Archive for November, 2017

CS Teacher Interview: Emmanuel Schanzer on Integrating CS into Other Subjects

I love that Bootstrap is building on their great success with algebra to integrate CS into Physics and Social Studies. I’m so looking forward to hearing how this works out.  I’m working on related projects, following Bootstrap’s lead.

Lots of governors, superintendents and principals made pledges to bring CS to every child, but discovered that dedicated CS electives and required CS classes were either incredibly expensive (hiring/retaining new teachers), logistically impossible (adding a new class given finite hours in the day and rooms in the building), or actively undermined equity (opt-in classes are only taken by students with the means and/or inclination). As a result, they started asking how they might integrate CS into other subjects — and authentic integration is our special sauce! Squeezing CS into math is something folks have been trying to do for decades, with little success. Our success with Bootstrap:Algebra means we’ve got a track record of doing it right, which means we’ve been approached about integration into everything from Physics to Social Studies.

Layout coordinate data
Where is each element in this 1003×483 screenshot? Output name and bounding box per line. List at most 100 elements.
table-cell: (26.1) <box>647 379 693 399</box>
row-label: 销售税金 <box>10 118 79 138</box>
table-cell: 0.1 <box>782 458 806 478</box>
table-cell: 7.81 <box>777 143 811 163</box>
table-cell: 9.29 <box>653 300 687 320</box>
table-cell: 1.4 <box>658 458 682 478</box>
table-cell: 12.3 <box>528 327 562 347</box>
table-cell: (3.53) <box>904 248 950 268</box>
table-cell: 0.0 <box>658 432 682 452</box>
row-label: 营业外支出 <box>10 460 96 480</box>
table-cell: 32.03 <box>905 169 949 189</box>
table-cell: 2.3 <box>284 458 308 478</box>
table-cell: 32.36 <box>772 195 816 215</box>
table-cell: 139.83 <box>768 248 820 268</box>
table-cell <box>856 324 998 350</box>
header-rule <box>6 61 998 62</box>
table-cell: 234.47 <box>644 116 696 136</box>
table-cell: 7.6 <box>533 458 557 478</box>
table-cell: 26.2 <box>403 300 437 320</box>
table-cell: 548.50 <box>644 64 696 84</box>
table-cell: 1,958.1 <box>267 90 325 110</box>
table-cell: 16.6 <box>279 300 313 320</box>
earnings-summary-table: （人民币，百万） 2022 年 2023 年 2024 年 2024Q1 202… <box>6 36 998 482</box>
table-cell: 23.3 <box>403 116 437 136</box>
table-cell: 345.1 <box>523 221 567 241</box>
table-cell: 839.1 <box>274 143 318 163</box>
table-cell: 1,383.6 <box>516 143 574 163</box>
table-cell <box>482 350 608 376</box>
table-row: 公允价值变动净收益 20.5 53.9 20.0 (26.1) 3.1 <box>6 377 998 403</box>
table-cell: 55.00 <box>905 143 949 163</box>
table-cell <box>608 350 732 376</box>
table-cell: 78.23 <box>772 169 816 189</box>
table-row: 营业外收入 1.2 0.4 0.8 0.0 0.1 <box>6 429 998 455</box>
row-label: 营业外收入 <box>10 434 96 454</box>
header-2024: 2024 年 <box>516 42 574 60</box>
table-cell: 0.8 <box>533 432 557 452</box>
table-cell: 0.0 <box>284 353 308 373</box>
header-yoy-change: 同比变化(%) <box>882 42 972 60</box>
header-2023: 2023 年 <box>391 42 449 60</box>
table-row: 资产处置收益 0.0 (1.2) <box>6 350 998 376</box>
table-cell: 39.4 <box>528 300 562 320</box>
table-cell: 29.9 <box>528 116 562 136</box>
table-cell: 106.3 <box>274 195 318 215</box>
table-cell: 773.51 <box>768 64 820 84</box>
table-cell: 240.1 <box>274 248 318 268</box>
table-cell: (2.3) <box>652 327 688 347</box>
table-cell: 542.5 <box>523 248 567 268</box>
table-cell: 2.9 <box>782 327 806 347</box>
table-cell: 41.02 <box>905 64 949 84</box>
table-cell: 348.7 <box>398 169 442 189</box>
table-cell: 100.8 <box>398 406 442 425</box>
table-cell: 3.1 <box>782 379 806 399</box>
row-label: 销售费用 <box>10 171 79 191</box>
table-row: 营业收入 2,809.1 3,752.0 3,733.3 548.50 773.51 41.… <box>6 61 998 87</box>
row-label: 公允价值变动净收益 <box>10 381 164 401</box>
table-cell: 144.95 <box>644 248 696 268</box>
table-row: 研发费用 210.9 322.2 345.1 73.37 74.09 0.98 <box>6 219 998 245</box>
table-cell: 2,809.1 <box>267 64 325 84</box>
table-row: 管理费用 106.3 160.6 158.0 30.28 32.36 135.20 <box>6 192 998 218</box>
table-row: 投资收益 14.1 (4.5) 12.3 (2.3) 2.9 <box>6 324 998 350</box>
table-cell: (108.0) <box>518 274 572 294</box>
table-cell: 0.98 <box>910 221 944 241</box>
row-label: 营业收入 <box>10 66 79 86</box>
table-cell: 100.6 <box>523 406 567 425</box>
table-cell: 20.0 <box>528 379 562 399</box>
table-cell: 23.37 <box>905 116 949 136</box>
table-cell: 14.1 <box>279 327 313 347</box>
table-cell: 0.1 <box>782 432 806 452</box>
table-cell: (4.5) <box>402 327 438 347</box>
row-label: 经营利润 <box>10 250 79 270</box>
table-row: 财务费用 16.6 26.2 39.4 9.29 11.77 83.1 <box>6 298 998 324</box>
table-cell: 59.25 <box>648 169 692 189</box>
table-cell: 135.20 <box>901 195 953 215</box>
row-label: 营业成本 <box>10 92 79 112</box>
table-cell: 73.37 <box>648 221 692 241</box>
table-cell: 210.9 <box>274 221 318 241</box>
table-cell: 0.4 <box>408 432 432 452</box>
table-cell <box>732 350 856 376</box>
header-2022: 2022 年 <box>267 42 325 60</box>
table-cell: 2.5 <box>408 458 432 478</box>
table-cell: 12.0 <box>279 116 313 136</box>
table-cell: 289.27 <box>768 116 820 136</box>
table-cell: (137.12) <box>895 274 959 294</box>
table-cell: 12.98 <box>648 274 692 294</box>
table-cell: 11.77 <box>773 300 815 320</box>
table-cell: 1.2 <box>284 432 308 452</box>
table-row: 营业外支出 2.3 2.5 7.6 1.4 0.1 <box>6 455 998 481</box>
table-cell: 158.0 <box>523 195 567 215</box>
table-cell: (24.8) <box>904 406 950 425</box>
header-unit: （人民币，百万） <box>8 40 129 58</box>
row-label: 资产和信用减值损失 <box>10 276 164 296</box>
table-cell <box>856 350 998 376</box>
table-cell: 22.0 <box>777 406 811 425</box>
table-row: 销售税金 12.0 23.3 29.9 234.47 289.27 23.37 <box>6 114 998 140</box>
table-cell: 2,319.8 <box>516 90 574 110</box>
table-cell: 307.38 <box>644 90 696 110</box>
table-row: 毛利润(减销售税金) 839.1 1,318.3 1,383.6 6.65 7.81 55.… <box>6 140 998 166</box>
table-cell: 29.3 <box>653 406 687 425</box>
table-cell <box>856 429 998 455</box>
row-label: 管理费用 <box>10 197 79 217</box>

* [GOAL OF THE EXERCISE]
Output the part of the Bootstrap passage between "Archive for November, 2017" and "following Bootstrap’s lead.", inclusive, copied word for word. These entries were taken from a separate source.

* [COMPLETE OUTPUT]
Archive for November, 2017

CS Teacher Interview: Emmanuel Schanzer on Integrating CS into Other Subjects

I love that Bootstrap is building on their great success with algebra to integrate CS into Physics and Social Studies. I’m so looking forward to hearing how this works out.  I’m working on related projects, following Bootstrap’s lead.